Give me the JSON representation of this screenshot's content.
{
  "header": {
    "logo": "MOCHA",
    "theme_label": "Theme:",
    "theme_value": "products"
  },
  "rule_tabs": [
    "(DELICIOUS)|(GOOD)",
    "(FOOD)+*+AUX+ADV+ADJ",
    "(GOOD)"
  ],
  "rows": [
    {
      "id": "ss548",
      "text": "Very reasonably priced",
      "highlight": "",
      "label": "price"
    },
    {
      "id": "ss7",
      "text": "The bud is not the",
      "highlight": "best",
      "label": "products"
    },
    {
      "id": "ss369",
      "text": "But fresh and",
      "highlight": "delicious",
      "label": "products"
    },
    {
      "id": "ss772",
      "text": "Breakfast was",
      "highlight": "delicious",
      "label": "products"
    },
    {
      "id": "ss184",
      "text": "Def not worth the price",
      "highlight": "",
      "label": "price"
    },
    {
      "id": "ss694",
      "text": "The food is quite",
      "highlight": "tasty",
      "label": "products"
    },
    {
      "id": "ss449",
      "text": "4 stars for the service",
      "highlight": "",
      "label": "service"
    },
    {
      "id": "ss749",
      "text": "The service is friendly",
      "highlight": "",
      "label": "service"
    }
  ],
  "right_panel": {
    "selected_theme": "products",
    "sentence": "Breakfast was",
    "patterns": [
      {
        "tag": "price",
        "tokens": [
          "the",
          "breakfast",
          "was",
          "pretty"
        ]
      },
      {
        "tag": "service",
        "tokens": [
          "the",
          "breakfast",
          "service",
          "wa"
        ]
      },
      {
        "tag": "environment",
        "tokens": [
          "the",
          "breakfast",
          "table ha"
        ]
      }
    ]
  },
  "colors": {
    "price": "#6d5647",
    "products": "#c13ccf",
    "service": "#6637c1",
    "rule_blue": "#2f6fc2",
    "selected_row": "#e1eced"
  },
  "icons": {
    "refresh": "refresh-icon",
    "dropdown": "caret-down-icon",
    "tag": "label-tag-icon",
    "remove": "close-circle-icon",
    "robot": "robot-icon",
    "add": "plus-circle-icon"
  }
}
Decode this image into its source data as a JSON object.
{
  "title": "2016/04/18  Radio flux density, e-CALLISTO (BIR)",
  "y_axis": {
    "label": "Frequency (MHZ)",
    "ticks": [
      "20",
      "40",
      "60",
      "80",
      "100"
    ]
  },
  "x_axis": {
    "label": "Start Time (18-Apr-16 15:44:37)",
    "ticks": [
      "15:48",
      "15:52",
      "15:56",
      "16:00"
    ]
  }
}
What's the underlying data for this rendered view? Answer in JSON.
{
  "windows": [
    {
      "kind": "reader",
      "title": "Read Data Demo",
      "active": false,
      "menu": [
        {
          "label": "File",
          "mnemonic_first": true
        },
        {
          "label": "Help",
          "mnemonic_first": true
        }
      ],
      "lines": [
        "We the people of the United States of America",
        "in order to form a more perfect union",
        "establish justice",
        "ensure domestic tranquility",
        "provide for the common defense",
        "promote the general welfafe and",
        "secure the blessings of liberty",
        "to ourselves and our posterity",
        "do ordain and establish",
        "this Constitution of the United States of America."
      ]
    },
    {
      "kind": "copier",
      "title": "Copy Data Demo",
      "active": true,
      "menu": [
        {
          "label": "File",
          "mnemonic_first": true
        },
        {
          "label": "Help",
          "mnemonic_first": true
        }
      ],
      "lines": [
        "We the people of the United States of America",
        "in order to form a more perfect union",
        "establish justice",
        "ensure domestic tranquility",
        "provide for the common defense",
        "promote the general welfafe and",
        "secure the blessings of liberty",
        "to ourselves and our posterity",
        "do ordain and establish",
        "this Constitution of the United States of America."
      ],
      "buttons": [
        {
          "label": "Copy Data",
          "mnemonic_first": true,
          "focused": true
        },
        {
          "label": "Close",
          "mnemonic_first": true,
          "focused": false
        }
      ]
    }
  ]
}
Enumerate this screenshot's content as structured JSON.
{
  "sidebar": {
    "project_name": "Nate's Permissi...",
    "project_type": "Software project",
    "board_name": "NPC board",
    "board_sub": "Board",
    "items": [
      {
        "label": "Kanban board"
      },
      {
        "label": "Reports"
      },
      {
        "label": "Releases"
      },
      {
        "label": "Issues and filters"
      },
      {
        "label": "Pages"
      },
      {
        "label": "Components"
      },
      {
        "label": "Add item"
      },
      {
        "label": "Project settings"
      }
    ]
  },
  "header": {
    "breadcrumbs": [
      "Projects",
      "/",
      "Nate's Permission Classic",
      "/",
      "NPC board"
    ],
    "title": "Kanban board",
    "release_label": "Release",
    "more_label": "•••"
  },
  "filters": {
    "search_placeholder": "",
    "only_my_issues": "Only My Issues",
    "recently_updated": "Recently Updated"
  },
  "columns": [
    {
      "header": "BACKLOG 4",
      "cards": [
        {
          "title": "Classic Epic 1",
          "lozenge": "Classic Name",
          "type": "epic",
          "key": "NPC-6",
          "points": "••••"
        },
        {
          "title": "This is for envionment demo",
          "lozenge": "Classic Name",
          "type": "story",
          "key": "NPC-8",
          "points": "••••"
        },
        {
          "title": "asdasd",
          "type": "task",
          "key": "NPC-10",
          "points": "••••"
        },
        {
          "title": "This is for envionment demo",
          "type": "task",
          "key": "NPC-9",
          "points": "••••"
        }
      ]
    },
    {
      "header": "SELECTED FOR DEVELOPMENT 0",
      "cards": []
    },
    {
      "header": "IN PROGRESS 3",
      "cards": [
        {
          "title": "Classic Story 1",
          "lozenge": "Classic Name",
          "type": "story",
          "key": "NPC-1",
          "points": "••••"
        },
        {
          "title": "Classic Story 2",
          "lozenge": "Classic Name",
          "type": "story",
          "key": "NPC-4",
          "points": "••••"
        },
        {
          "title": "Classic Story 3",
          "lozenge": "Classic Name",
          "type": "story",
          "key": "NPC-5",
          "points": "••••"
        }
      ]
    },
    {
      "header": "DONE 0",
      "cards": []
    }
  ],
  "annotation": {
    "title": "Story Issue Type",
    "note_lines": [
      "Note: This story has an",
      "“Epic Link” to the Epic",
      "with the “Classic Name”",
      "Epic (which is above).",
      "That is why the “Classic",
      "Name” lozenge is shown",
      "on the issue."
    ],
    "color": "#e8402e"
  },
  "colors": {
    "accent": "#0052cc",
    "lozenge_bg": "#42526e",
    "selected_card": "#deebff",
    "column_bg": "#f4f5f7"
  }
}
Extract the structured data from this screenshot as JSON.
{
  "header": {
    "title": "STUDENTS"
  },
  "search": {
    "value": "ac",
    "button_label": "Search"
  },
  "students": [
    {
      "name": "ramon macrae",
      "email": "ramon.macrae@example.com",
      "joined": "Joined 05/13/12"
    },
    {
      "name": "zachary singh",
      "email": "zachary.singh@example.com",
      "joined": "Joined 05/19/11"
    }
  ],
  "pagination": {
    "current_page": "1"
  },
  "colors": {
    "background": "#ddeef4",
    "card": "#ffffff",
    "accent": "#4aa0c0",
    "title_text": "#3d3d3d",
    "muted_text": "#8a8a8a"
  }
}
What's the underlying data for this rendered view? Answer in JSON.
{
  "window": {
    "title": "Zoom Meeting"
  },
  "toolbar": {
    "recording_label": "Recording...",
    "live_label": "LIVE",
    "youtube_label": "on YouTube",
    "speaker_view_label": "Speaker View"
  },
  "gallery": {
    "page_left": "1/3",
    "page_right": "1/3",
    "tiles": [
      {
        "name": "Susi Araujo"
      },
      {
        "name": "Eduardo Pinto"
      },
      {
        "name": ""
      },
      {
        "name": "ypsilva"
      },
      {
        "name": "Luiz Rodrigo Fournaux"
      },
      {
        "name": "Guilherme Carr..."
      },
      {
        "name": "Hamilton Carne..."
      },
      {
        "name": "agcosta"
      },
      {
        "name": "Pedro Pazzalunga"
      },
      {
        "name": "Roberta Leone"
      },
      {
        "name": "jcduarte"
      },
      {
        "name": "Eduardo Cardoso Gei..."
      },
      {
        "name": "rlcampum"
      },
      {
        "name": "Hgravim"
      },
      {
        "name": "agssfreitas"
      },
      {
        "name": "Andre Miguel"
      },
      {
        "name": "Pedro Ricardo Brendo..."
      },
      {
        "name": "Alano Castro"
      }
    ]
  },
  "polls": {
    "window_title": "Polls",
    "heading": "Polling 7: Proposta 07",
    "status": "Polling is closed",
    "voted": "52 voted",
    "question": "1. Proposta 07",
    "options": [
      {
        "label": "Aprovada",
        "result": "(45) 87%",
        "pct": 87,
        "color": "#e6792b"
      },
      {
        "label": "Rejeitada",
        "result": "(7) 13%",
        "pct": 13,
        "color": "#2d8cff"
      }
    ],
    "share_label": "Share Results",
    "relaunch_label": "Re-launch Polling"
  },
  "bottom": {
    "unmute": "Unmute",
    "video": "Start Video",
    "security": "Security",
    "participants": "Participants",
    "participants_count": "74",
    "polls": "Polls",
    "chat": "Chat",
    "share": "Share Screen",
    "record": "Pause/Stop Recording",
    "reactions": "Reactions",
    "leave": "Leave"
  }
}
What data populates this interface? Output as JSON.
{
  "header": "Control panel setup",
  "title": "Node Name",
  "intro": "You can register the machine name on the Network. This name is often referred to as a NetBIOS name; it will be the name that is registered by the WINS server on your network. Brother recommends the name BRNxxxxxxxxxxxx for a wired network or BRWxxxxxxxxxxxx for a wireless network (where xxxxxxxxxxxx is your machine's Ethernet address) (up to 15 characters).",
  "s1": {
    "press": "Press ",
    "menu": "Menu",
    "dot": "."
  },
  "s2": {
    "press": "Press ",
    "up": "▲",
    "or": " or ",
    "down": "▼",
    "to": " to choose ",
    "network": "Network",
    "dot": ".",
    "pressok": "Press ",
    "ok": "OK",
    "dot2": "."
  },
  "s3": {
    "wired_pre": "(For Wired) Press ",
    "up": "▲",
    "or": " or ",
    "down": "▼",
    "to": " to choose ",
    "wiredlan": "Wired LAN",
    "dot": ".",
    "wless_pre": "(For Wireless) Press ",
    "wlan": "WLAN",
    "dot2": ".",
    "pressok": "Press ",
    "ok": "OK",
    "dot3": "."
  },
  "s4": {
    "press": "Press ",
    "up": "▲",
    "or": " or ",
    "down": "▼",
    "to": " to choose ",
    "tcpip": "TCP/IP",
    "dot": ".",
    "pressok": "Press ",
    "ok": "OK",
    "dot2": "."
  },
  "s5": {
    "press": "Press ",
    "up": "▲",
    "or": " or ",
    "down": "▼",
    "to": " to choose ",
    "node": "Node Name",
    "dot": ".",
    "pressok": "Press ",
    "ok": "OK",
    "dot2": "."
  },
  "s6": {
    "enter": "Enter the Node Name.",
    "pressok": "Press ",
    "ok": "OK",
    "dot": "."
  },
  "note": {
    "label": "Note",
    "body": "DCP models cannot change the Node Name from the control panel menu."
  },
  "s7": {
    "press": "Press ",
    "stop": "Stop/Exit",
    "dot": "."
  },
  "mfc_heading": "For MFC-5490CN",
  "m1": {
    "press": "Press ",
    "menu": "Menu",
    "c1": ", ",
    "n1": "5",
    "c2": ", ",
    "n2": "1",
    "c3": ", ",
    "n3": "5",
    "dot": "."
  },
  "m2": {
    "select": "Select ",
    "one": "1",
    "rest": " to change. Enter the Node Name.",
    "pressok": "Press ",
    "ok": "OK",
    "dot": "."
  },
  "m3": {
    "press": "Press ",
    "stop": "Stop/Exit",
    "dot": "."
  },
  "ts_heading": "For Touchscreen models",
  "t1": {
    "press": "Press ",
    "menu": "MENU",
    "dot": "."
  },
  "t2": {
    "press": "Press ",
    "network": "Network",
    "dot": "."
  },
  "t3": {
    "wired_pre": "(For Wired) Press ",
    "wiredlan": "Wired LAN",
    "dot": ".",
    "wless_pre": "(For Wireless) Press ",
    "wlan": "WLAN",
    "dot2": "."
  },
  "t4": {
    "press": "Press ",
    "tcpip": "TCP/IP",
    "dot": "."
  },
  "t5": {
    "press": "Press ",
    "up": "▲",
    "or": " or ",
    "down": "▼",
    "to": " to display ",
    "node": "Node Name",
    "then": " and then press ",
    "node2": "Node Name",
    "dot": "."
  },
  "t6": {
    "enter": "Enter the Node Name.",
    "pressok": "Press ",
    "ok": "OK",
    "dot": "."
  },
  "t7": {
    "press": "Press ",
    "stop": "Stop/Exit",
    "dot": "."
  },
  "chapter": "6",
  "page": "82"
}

= = = = = = =

Short problem - Your answer should be only a number: how many lines of the data above contain the string "zachary"?

Answer to the exercise - 2